* TEXT *
* * * * *

Speech recognition software

Symbolically Isolated Linguistically Variable Intelligence Algorithms (SILVIA) is a core platform technology developed by Cognitive Code. SILVIA was developed and designed to recognize and interpret speech and text, and interact with applications and operating systems. The technology can operate from the cloud, as a mobile application, as part of a network, or on servers.

==Overview==
===History===
Leslie Spring founded Cognitive Code in 2007 and is the inventor and architect of Cognitive Code’s SILVIA Platform. Before founding Cognitive Code, Leslie worked for companies such as Electronic Arts, Disney, and Sony, heading up their software development teams responsible for building graphics systems, 3D game engines, and custom software developer tools.

Cognitive Code is privately held by a consortium group of private equity investors. Cognitive Code received venture capital funding from New York investment firm Channel Mark Ventures, which maintains majority ownership of the company.

===Features===
SILVIA was developed to recognize and interpret any human interaction through text, speech, and any other human input. The platform allows an application of it in all applicable and possible applications, which then allows natural and intuitive human interaction. It has a set of graphical user interface tools which can aid in developing intelligent objects or entities and has an array of API scripts that can be embedded in any compatible applications.

The platform can be used in different computing platforms and operating systems, which allows easy transfer of data. SILVIA uses a non-command-based system wherein inputs are based on normal human conversational language, not on pre-coded commands like what Google's Google Now and Apple Inc.'s Siri used.

===Components===
SILVIA is composed of several components:
- SILVIA Core: A runtime engine which can be configurable for use for any user, server, or mobile system. It can also be embedded.

* * * * *

* EXTRACTED MATERIAL *
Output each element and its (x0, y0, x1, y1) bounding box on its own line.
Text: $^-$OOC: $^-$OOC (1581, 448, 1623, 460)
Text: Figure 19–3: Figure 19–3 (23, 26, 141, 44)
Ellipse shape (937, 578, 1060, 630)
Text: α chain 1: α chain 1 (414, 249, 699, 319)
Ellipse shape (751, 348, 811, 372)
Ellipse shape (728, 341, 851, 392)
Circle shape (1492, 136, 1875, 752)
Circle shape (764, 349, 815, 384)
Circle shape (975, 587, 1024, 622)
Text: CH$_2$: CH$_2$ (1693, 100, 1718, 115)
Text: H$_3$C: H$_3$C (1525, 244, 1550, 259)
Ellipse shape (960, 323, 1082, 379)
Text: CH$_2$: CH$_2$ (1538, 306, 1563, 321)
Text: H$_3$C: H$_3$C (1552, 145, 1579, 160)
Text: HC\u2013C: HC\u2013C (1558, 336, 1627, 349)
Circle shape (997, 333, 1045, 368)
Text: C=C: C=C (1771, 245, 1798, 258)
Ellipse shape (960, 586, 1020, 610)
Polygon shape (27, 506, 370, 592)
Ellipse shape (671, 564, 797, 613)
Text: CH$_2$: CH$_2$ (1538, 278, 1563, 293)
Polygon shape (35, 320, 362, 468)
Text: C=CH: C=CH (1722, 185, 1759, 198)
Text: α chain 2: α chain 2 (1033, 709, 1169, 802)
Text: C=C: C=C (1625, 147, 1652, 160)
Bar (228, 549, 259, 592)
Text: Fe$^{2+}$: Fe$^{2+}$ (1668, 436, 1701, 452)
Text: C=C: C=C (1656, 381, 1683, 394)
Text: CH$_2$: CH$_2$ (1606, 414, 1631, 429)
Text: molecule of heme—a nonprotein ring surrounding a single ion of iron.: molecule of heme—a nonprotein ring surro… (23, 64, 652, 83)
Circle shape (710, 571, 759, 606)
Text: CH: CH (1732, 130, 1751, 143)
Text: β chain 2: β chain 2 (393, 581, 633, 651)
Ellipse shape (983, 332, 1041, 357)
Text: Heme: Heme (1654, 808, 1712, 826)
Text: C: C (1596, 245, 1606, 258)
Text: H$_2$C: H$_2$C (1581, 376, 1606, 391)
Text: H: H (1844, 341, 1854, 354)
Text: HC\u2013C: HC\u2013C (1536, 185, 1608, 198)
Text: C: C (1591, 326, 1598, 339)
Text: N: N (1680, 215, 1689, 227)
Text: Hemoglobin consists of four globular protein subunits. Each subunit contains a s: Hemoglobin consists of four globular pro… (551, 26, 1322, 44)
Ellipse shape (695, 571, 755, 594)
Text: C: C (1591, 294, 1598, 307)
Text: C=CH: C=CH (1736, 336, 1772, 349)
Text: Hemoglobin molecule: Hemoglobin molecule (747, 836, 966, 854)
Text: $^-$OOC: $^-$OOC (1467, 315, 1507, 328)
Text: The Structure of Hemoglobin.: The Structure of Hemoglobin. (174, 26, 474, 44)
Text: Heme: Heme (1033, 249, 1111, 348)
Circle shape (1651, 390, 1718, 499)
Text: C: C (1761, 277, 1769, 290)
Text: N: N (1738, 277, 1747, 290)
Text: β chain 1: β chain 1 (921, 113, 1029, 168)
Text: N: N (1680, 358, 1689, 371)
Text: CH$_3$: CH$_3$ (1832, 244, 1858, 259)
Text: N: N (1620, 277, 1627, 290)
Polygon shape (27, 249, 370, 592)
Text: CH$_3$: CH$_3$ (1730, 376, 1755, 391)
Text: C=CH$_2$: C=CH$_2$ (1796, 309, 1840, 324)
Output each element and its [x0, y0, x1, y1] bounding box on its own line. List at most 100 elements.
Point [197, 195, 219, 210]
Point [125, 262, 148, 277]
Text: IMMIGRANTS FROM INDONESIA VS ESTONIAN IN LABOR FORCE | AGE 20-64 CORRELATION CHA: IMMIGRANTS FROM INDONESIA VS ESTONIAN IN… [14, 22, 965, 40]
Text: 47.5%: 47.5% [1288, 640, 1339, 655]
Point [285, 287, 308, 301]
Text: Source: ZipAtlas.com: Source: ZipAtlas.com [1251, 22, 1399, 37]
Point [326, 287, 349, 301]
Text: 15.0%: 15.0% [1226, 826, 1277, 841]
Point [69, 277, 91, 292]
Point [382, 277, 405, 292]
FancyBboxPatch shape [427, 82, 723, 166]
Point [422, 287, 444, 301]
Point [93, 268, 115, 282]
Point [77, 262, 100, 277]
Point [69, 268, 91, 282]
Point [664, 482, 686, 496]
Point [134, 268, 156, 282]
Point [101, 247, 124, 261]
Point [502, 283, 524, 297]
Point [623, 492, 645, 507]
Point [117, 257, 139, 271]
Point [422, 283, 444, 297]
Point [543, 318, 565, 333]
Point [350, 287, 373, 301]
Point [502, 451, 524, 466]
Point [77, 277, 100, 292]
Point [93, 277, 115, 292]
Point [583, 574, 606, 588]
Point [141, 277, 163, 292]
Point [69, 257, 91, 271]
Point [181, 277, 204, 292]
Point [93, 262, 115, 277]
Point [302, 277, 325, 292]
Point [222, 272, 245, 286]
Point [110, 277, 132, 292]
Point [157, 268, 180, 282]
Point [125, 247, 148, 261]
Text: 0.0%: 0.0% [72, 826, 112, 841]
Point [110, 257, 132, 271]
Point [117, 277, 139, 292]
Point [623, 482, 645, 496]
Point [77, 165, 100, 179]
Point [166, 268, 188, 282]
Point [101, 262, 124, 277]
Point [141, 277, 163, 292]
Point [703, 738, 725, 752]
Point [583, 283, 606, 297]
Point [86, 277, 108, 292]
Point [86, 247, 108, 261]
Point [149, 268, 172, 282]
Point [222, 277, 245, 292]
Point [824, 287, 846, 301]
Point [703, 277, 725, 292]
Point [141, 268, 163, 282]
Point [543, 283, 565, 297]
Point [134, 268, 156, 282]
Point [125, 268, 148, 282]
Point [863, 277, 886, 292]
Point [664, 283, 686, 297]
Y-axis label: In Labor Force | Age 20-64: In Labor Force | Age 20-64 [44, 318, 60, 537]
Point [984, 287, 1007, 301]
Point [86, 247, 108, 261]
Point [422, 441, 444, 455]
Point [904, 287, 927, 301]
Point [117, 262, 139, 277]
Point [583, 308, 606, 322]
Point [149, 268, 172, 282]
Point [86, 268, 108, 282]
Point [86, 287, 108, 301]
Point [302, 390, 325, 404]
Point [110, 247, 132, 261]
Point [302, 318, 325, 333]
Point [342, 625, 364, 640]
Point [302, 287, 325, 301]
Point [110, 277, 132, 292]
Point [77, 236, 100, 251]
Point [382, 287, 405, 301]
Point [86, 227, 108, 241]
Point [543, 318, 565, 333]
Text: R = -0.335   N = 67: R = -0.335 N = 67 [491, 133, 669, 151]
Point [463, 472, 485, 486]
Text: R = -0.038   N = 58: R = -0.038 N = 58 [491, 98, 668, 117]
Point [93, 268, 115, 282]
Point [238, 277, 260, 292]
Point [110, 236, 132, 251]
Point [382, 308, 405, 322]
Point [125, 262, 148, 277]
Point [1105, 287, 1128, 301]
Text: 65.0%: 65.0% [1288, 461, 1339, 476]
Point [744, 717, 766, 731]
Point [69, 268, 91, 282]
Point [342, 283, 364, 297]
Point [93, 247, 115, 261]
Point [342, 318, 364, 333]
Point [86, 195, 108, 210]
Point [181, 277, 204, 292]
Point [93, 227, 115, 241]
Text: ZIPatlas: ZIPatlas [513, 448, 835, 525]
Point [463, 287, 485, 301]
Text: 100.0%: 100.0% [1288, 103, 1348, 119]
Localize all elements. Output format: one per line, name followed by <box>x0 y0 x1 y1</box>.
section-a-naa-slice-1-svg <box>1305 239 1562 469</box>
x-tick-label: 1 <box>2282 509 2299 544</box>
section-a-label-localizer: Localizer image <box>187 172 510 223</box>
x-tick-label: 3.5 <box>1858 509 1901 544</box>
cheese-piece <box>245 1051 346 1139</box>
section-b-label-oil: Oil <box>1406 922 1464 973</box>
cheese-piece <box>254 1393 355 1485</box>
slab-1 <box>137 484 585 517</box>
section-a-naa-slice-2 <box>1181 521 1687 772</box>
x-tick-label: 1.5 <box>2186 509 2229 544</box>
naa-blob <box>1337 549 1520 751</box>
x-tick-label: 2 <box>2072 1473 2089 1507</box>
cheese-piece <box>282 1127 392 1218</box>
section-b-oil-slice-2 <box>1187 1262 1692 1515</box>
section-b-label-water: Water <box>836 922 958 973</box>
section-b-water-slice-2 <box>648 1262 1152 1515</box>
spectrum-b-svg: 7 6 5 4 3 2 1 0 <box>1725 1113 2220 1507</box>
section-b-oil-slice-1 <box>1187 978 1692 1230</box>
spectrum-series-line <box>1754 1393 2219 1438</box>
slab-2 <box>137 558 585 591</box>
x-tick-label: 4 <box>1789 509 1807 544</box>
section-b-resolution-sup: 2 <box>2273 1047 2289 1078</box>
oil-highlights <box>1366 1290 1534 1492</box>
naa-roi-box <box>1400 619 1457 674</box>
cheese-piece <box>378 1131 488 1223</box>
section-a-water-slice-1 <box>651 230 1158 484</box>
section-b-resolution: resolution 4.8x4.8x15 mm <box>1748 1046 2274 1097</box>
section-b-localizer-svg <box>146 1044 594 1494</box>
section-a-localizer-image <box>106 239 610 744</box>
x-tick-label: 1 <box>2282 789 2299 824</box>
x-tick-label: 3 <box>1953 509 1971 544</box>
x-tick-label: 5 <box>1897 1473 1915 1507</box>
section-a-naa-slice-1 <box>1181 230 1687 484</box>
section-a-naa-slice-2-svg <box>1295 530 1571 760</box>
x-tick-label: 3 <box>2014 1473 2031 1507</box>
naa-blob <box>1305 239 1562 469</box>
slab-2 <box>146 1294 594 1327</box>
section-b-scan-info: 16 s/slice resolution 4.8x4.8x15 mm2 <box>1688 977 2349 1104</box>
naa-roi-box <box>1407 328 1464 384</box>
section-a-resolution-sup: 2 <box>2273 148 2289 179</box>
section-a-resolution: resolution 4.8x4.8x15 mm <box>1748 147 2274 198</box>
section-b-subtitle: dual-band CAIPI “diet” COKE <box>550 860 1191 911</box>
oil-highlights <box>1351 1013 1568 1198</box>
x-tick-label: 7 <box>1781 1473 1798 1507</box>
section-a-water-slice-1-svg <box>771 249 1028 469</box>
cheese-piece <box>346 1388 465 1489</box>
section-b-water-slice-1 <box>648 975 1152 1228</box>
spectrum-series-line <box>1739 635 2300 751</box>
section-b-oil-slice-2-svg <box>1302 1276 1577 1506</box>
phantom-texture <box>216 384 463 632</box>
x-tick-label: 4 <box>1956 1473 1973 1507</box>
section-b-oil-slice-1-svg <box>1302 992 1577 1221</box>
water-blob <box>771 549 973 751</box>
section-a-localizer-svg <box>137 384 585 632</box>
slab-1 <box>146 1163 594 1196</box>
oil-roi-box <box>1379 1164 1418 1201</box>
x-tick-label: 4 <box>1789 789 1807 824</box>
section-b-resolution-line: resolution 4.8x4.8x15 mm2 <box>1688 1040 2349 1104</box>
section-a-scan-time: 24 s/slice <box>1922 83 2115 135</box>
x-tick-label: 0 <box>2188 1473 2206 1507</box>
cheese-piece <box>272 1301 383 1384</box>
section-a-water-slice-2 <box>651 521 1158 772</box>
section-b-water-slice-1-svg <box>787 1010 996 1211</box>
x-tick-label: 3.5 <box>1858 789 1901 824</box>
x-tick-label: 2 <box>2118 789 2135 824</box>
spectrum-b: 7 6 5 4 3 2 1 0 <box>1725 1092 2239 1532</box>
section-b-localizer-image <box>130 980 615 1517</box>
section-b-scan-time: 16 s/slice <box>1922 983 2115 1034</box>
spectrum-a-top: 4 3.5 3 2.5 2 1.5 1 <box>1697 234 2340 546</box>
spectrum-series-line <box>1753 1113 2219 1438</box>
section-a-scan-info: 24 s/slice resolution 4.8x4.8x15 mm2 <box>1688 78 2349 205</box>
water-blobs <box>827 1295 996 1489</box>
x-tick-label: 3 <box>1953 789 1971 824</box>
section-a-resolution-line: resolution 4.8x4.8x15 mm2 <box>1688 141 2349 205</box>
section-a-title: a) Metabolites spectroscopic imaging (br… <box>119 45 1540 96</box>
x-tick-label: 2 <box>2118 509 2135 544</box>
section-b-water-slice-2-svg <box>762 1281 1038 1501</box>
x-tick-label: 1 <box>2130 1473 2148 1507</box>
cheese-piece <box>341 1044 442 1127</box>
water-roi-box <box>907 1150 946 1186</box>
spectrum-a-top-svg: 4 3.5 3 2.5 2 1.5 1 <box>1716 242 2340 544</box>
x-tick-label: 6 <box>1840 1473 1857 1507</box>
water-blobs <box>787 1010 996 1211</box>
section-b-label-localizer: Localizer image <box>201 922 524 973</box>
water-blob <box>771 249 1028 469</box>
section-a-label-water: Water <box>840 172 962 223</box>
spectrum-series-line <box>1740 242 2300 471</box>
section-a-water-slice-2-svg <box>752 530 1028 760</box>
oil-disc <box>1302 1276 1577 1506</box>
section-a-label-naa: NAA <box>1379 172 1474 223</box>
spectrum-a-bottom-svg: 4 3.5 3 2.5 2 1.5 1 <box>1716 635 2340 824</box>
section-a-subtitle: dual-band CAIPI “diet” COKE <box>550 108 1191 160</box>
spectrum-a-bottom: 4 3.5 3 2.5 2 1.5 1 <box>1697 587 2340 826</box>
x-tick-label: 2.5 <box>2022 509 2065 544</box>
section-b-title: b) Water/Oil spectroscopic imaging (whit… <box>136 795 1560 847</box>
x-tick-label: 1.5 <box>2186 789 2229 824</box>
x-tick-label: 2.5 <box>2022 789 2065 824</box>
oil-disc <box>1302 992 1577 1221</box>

* * * * *

* TASK ITEM A *
Answer these from the text on SILVIA:
(i) In what year did Leslie Spring found Cognitive Code?
(ii) Which investment firm holds majority ownership of Cognitive Code?
(iii) Which two products are named as relying on pre-coded commands?
* TASK ITEM B *
Extend the text on SILVIA, starting after its final sentence.

* REPLY A *
(i) 2007
(ii) Channel Mark Ventures
(iii) Google Now and Siri

* REPLY B *
- SILVIA Server: A configurable system of SILVIA Cores for automated management.
- SILVIA Voice: A modular component designed for accepting voice input and rendering voice output. It can be used within an application, web page, or as part of SILVIA server for optimization of media streaming.
- SILVIA API: Programmers are allowed to create applications and plug-in-based functionality.
- SILVIA Studio: A graphical system for application-specific behavior development.

===Use===
SILVIA can be used in several applications, including call centers, smart phones like the iPhone and Android devices, and voice search or other voice-related applications. SILVIA responds to its users in complete sentences.

SILVIA has been used by companies such as Northrop Grumman. Northrop Grumman used the technology in order to aid the company's employees to communicate with computers and mobile devices using natural language. The company also utilizes the technology in the development and military training applications deployment. As of 2012, SILVIA had been considered for use in training and simulation applications for the US Military.

The platform can also be used in gaming through its SILVIA Unity platform, and as of 2007 had been introduced for use in toys.

==Recognition==
Cognitive Code and its technology platform were included in the list of TechCrunch's TechCrunch40 in 2007.